> Dataset rows
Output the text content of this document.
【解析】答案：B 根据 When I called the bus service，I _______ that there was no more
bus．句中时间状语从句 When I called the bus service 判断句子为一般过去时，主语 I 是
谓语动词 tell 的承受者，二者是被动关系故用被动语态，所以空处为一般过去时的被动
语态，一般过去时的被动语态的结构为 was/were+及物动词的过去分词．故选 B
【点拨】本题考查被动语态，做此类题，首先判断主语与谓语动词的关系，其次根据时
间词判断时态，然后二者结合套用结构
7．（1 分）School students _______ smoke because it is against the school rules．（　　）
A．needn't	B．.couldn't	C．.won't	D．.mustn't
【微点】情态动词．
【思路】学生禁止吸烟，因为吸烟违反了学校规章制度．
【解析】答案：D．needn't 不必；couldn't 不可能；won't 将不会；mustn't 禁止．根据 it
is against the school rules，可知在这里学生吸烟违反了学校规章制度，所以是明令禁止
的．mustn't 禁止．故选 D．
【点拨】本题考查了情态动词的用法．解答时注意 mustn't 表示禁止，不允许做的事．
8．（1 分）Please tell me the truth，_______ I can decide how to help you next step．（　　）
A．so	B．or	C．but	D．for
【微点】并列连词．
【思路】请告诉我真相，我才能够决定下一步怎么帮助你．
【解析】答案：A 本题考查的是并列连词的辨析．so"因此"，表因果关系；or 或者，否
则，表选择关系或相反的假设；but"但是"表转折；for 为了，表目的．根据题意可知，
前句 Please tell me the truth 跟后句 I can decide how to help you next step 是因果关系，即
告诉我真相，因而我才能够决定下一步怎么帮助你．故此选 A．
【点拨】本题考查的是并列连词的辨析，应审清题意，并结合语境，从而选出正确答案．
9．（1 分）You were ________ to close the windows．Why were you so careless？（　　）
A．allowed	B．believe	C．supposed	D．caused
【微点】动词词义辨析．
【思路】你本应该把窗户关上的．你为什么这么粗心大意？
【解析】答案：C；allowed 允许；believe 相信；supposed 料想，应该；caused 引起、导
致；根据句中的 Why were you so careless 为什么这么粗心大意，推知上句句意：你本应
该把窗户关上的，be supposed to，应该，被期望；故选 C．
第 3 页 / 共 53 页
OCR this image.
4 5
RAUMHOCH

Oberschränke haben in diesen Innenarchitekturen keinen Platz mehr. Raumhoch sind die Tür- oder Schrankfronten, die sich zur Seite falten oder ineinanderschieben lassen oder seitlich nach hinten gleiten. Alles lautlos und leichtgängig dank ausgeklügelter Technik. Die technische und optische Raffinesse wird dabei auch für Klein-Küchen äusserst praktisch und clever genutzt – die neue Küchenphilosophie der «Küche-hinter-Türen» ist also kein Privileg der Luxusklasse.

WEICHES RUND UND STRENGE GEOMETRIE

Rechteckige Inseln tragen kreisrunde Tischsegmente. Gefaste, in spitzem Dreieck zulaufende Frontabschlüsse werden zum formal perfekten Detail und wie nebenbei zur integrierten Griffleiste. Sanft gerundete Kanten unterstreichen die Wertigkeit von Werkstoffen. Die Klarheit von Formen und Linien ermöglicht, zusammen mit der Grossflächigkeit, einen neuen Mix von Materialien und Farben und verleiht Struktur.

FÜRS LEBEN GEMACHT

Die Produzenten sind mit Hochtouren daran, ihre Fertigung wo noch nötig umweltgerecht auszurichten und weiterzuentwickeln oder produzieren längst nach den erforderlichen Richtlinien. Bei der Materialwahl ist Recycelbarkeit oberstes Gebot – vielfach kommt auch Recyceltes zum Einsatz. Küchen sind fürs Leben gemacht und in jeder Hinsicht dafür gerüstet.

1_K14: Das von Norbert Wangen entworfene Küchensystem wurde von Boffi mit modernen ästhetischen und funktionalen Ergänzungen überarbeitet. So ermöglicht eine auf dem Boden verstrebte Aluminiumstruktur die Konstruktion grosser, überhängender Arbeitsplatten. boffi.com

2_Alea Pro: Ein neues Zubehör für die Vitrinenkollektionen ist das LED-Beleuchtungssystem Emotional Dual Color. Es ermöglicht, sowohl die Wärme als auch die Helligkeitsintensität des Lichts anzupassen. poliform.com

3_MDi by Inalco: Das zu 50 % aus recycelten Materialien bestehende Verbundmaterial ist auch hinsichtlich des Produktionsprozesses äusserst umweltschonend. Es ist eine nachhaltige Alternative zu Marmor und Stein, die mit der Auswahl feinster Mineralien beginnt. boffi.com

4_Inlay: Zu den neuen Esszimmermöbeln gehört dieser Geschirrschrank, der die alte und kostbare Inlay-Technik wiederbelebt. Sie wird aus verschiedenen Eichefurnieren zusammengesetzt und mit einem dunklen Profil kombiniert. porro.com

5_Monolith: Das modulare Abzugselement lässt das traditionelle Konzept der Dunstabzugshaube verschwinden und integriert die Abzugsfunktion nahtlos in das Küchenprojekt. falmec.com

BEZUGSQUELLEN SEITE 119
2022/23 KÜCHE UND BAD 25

> THE TASK
Return each line among the entries that holds the word "Technik".

> PROBLEM SOLUTION
Oberschränke haben in diesen Innenarchitekturen keinen Platz mehr. Raumhoch sind die Tür- oder Schrankfronten, die sich zur Seite falten oder ineinanderschieben lassen oder seitlich nach hinten gleiten. Alles lautlos und leichtgängig dank ausgeklügelter Technik. Die technische und optische Raffinesse wird dabei auch für Klein-Küchen äusserst praktisch und clever genutzt – die neue Küchenphilosophie der «Küche-hinter-Türen» ist also kein Privileg der Luxusklasse.
4_Inlay: Zu den neuen Esszimmermöbeln gehört dieser Geschirrschrank, der die alte und kostbare Inlay-Technik wiederbelebt. Sie wird aus verschiedenen Eichefurnieren zusammengesetzt und mit einem dunklen Profil kombiniert. porro.com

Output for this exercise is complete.